>>>>
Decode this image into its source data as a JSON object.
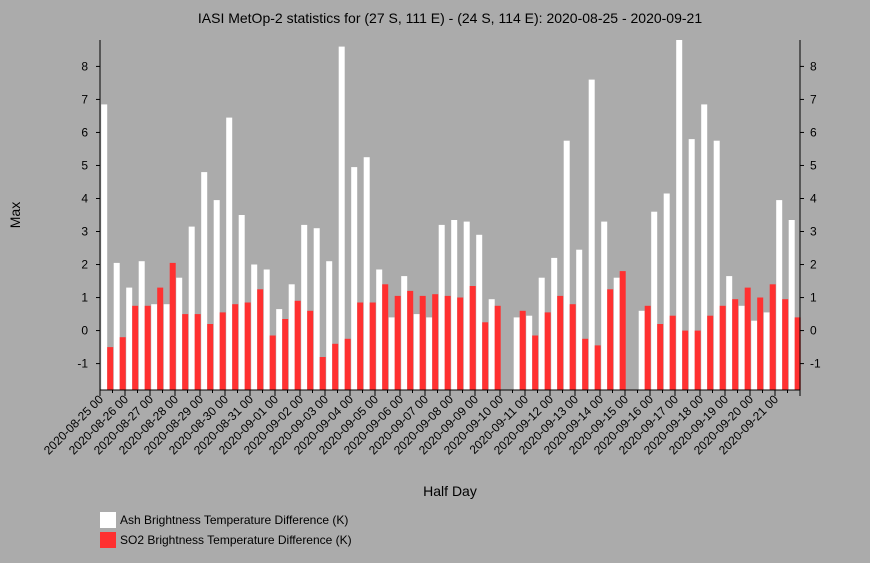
{
  "chart_data": {
    "type": "bar",
    "title": "IASI MetOp-2 statistics for (27 S, 111 E) - (24 S, 114 E): 2020-08-25 - 2020-09-21",
    "xlabel": "Half Day",
    "ylabel": "Max",
    "ylim": [
      -1.8,
      8.8
    ],
    "yticks": [
      -1,
      0,
      1,
      2,
      3,
      4,
      5,
      6,
      7,
      8
    ],
    "grid": false,
    "legend_position": "bottom-left",
    "x_tick_labels": [
      "2020-08-25 00",
      "2020-08-26 00",
      "2020-08-27 00",
      "2020-08-28 00",
      "2020-08-29 00",
      "2020-08-30 00",
      "2020-08-31 00",
      "2020-09-01 00",
      "2020-09-02 00",
      "2020-09-03 00",
      "2020-09-04 00",
      "2020-09-05 00",
      "2020-09-06 00",
      "2020-09-07 00",
      "2020-09-08 00",
      "2020-09-09 00",
      "2020-09-10 00",
      "2020-09-11 00",
      "2020-09-12 00",
      "2020-09-13 00",
      "2020-09-14 00",
      "2020-09-15 00",
      "2020-09-16 00",
      "2020-09-17 00",
      "2020-09-18 00",
      "2020-09-19 00",
      "2020-09-20 00",
      "2020-09-21 00"
    ],
    "series": [
      {
        "name": "Ash Brightness Temperature Difference (K)",
        "color": "#ffffff",
        "values": [
          6.85,
          2.05,
          1.3,
          2.1,
          0.8,
          0.8,
          1.6,
          3.15,
          4.8,
          3.95,
          6.45,
          3.5,
          2.0,
          1.85,
          0.65,
          1.4,
          3.2,
          3.1,
          2.1,
          8.6,
          4.95,
          5.25,
          1.85,
          0.4,
          1.65,
          0.5,
          0.4,
          3.2,
          3.35,
          3.3,
          2.9,
          0.95,
          null,
          0.4,
          0.45,
          1.6,
          2.2,
          5.75,
          2.45,
          7.6,
          3.3,
          1.6,
          null,
          0.6,
          3.6,
          4.15,
          8.8,
          5.8,
          6.85,
          5.75,
          1.65,
          0.75,
          0.3,
          0.55,
          3.95,
          3.35
        ]
      },
      {
        "name": "SO2 Brightness Temperature Difference (K)",
        "color": "#ff3030",
        "values": [
          -0.5,
          -0.2,
          0.75,
          0.75,
          1.3,
          2.05,
          0.5,
          0.5,
          0.2,
          0.55,
          0.8,
          0.85,
          1.25,
          -0.15,
          0.35,
          0.9,
          0.6,
          -0.8,
          -0.4,
          -0.25,
          0.85,
          0.85,
          1.4,
          1.05,
          1.2,
          1.05,
          1.1,
          1.05,
          1.0,
          1.35,
          0.25,
          0.75,
          null,
          0.6,
          -0.15,
          0.55,
          1.05,
          0.8,
          -0.25,
          -0.45,
          1.25,
          1.8,
          null,
          0.75,
          0.2,
          0.45,
          0.0,
          0.0,
          0.45,
          0.75,
          0.95,
          1.3,
          1.0,
          1.4,
          0.95,
          0.4
        ]
      }
    ]
  }
}
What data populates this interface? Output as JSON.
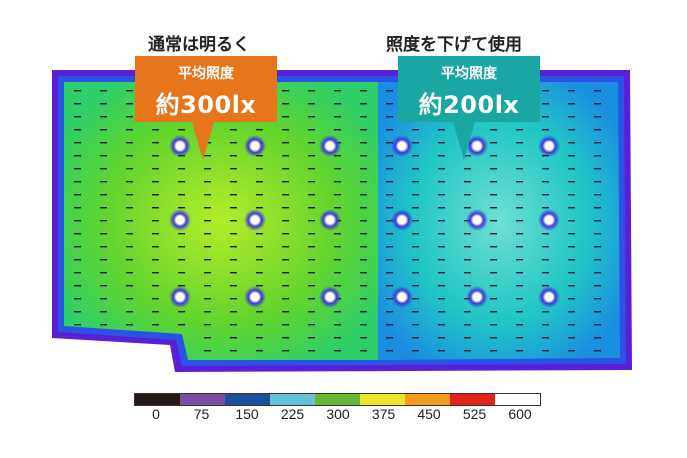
{
  "headings": {
    "left": "通常は明るく",
    "right": "照度を下げて使用"
  },
  "callouts": {
    "left": {
      "title": "平均照度",
      "value": "約300lx",
      "color": "#e8751a"
    },
    "right": {
      "title": "平均照度",
      "value": "約200lx",
      "color": "#1aa7a4"
    }
  },
  "heatmap": {
    "left_zone_color": "#5ccf2a",
    "right_zone_color": "#18c4c0",
    "border_color": "#5a1fd6",
    "light_rows": 3,
    "light_columns_per_zone": 3
  },
  "legend": {
    "colors": [
      "#231815",
      "#7b4ea1",
      "#1d4f9f",
      "#64c3d6",
      "#69b635",
      "#eae52a",
      "#f39c1a",
      "#e2231a",
      "#ffffff"
    ],
    "labels": [
      "0",
      "75",
      "150",
      "225",
      "300",
      "375",
      "450",
      "525",
      "600"
    ]
  }
}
<<<<
WHAT IS NEEDED: Write the listing above out again exactly, dropping each image.

WRITTEN RESPONSE:
Decode this image into its source data as a JSON object.
{
  "chart_data": {
    "type": "bar",
    "title": "IASI MetOp-2 statistics for (27 S, 111 E) - (24 S, 114 E): 2020-08-25 - 2020-09-21",
    "xlabel": "Half Day",
    "ylabel": "Max",
    "ylim": [
      -1.8,
      8.8
    ],
    "yticks": [
      -1,
      0,
      1,
      2,
      3,
      4,
      5,
      6,
      7,
      8
    ],
    "grid": false,
    "legend_position": "bottom-left",
    "x_tick_labels": [
      "2020-08-25 00",
      "2020-08-26 00",
      "2020-08-27 00",
      "2020-08-28 00",
      "2020-08-29 00",
      "2020-08-30 00",
      "2020-08-31 00",
      "2020-09-01 00",
      "2020-09-02 00",
      "2020-09-03 00",
      "2020-09-04 00",
      "2020-09-05 00",
      "2020-09-06 00",
      "2020-09-07 00",
      "2020-09-08 00",
      "2020-09-09 00",
      "2020-09-10 00",
      "2020-09-11 00",
      "2020-09-12 00",
      "2020-09-13 00",
      "2020-09-14 00",
      "2020-09-15 00",
      "2020-09-16 00",
      "2020-09-17 00",
      "2020-09-18 00",
      "2020-09-19 00",
      "2020-09-20 00",
      "2020-09-21 00"
    ],
    "series": [
      {
        "name": "Ash Brightness Temperature Difference (K)",
        "color": "#ffffff",
        "values": [
          6.85,
          2.05,
          1.3,
          2.1,
          0.8,
          0.8,
          1.6,
          3.15,
          4.8,
          3.95,
          6.45,
          3.5,
          2.0,
          1.85,
          0.65,
          1.4,
          3.2,
          3.1,
          2.1,
          8.6,
          4.95,
          5.25,
          1.85,
          0.4,
          1.65,
          0.5,
          0.4,
          3.2,
          3.35,
          3.3,
          2.9,
          0.95,
          null,
          0.4,
          0.45,
          1.6,
          2.2,
          5.75,
          2.45,
          7.6,
          3.3,
          1.6,
          null,
          0.6,
          3.6,
          4.15,
          8.8,
          5.8,
          6.85,
          5.75,
          1.65,
          0.75,
          0.3,
          0.55,
          3.95,
          3.35
        ]
      },
      {
        "name": "SO2 Brightness Temperature Difference (K)",
        "color": "#ff3030",
        "values": [
          -0.5,
          -0.2,
          0.75,
          0.75,
          1.3,
          2.05,
          0.5,
          0.5,
          0.2,
          0.55,
          0.8,
          0.85,
          1.25,
          -0.15,
          0.35,
          0.9,
          0.6,
          -0.8,
          -0.4,
          -0.25,
          0.85,
          0.85,
          1.4,
          1.05,
          1.2,
          1.05,
          1.1,
          1.05,
          1.0,
          1.35,
          0.25,
          0.75,
          null,
          0.6,
          -0.15,
          0.55,
          1.05,
          0.8,
          -0.25,
          -0.45,
          1.25,
          1.8,
          null,
          0.75,
          0.2,
          0.45,
          0.0,
          0.0,
          0.45,
          0.75,
          0.95,
          1.3,
          1.0,
          1.4,
          0.95,
          0.4
        ]
      }
    ]
  }
}
What data populates this interface? Output as JSON.
{
  "headings": {
    "left": "通常は明るく",
    "right": "照度を下げて使用"
  },
  "callouts": {
    "left": {
      "title": "平均照度",
      "value": "約300lx",
      "color": "#e8751a"
    },
    "right": {
      "title": "平均照度",
      "value": "約200lx",
      "color": "#1aa7a4"
    }
  },
  "heatmap": {
    "left_zone_color": "#5ccf2a",
    "right_zone_color": "#18c4c0",
    "border_color": "#5a1fd6",
    "light_rows": 3,
    "light_columns_per_zone": 3
  },
  "legend": {
    "colors": [
      "#231815",
      "#7b4ea1",
      "#1d4f9f",
      "#64c3d6",
      "#69b635",
      "#eae52a",
      "#f39c1a",
      "#e2231a",
      "#ffffff"
    ],
    "labels": [
      "0",
      "75",
      "150",
      "225",
      "300",
      "375",
      "450",
      "525",
      "600"
    ]
  }
}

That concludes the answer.